- **LISTED RECORDS**
** Begin **
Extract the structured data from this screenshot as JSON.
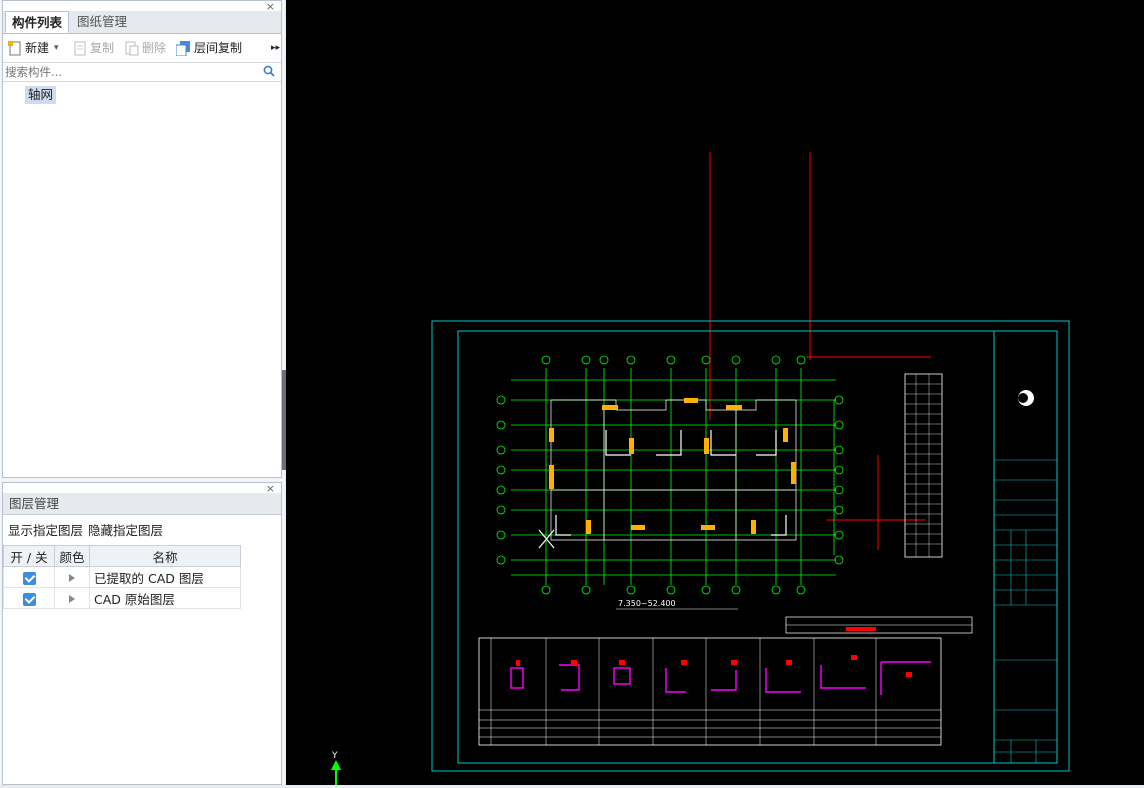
{
  "component_panel": {
    "close": "×",
    "tabs": [
      {
        "label": "构件列表",
        "active": true
      },
      {
        "label": "图纸管理",
        "active": false
      }
    ],
    "toolbar": {
      "new_label": "新建",
      "new_dropdown": "▾",
      "copy_label": "复制",
      "delete_label": "删除",
      "floor_copy_label": "层间复制",
      "more": "▸▸"
    },
    "search": {
      "placeholder": "搜索构件...",
      "value": ""
    },
    "tree": [
      {
        "label": "轴网",
        "selected": true
      }
    ]
  },
  "layer_panel": {
    "close": "×",
    "title": "图层管理",
    "show_label": "显示指定图层",
    "hide_label": "隐藏指定图层",
    "columns": [
      "开 / 关",
      "颜色",
      "名称"
    ],
    "rows": [
      {
        "on": true,
        "name": "已提取的 CAD 图层"
      },
      {
        "on": true,
        "name": "CAD 原始图层"
      }
    ]
  },
  "canvas": {
    "drawing_title": "7.350~52.400",
    "axis_label": "Y",
    "colors": {
      "background": "#000000",
      "frame": "#00c8c8",
      "grid": "#00ff00",
      "walls": "#ffffff",
      "red": "#ff0000",
      "column": "#ffb000",
      "magenta": "#ff00ff"
    }
  }
}
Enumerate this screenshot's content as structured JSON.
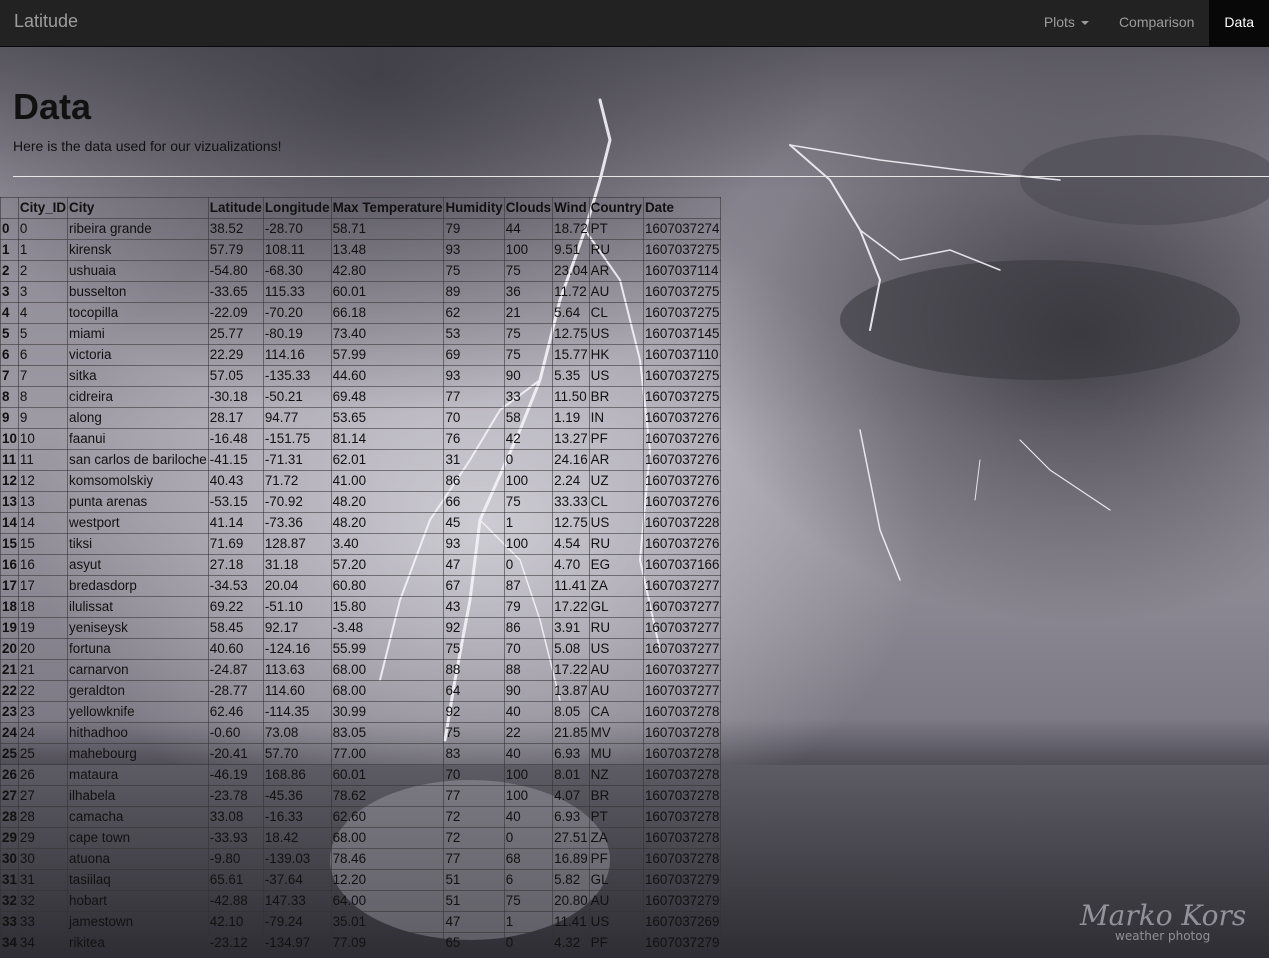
** End **
- **DIRECTIONS**
Count every line of the records that holds the string "JSON". Write only the total.

- **THE SOLUTION**
2